§ **Set exercise**: Type the records out again in full, exactly.

Collected data
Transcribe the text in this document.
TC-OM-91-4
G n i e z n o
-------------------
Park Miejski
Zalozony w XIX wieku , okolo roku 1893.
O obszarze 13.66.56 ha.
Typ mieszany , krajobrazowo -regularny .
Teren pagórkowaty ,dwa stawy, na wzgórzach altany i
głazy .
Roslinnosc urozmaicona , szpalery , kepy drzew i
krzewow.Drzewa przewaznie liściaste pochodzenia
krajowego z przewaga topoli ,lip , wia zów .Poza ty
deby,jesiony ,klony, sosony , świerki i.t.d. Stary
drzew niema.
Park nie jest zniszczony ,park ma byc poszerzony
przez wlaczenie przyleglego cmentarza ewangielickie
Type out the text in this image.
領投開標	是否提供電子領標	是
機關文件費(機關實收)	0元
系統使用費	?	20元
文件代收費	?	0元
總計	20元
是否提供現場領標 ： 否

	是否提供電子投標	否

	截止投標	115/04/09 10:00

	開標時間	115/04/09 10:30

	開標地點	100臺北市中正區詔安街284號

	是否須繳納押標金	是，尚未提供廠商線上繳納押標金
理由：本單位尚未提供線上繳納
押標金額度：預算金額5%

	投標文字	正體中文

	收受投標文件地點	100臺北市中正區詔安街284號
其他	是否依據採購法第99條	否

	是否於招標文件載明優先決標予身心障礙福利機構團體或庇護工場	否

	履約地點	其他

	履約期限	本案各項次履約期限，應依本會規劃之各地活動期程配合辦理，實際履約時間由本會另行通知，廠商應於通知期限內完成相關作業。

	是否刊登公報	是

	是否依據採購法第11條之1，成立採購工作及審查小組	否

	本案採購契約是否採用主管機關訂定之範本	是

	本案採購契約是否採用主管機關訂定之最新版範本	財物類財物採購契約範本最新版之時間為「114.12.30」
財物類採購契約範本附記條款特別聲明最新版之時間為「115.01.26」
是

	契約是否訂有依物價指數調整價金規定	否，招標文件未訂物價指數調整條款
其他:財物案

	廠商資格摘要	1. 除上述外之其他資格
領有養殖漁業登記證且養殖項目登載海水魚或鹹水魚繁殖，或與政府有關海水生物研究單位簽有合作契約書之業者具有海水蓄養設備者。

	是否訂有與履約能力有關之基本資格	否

§ **Solution to this problem**:
Transcribe the text in this document.
TC-OM-91-4
G n i e z n o
-------------------
Park Miejski
Zalozony w XIX wieku , okolo roku 1893.
O obszarze 13.66.56 ha.
Typ mieszany , krajobrazowo -regularny .
Teren pagórkowaty ,dwa stawy, na wzgórzach altany i
głazy .
Roslinnosc urozmaicona , szpalery , kepy drzew i
krzewow.Drzewa przewaznie liściaste pochodzenia
krajowego z przewaga topoli ,lip , wia zów .Poza ty
deby,jesiony ,klony, sosony , świerki i.t.d. Stary
drzew niema.
Park nie jest zniszczony ,park ma byc poszerzony
przez wlaczenie przyleglego cmentarza ewangielickie
Type out the text in this image.
領投開標	是否提供電子領標	是
機關文件費(機關實收)	0元
系統使用費	?	20元
文件代收費	?	0元
總計	20元
是否提供現場領標 ： 否

	是否提供電子投標	否

	截止投標	115/04/09 10:00

	開標時間	115/04/09 10:30

	開標地點	100臺北市中正區詔安街284號

	是否須繳納押標金	是，尚未提供廠商線上繳納押標金
理由：本單位尚未提供線上繳納
押標金額度：預算金額5%

	投標文字	正體中文

	收受投標文件地點	100臺北市中正區詔安街284號
其他	是否依據採購法第99條	否

	是否於招標文件載明優先決標予身心障礙福利機構團體或庇護工場	否

	履約地點	其他

	履約期限	本案各項次履約期限，應依本會規劃之各地活動期程配合辦理，實際履約時間由本會另行通知，廠商應於通知期限內完成相關作業。

	是否刊登公報	是

	是否依據採購法第11條之1，成立採購工作及審查小組	否

	本案採購契約是否採用主管機關訂定之範本	是

	本案採購契約是否採用主管機關訂定之最新版範本	財物類財物採購契約範本最新版之時間為「114.12.30」
財物類採購契約範本附記條款特別聲明最新版之時間為「115.01.26」
是

	契約是否訂有依物價指數調整價金規定	否，招標文件未訂物價指數調整條款
其他:財物案

	廠商資格摘要	1. 除上述外之其他資格
領有養殖漁業登記證且養殖項目登載海水魚或鹹水魚繁殖，或與政府有關海水生物研究單位簽有合作契約書之業者具有海水蓄養設備者。

	是否訂有與履約能力有關之基本資格	否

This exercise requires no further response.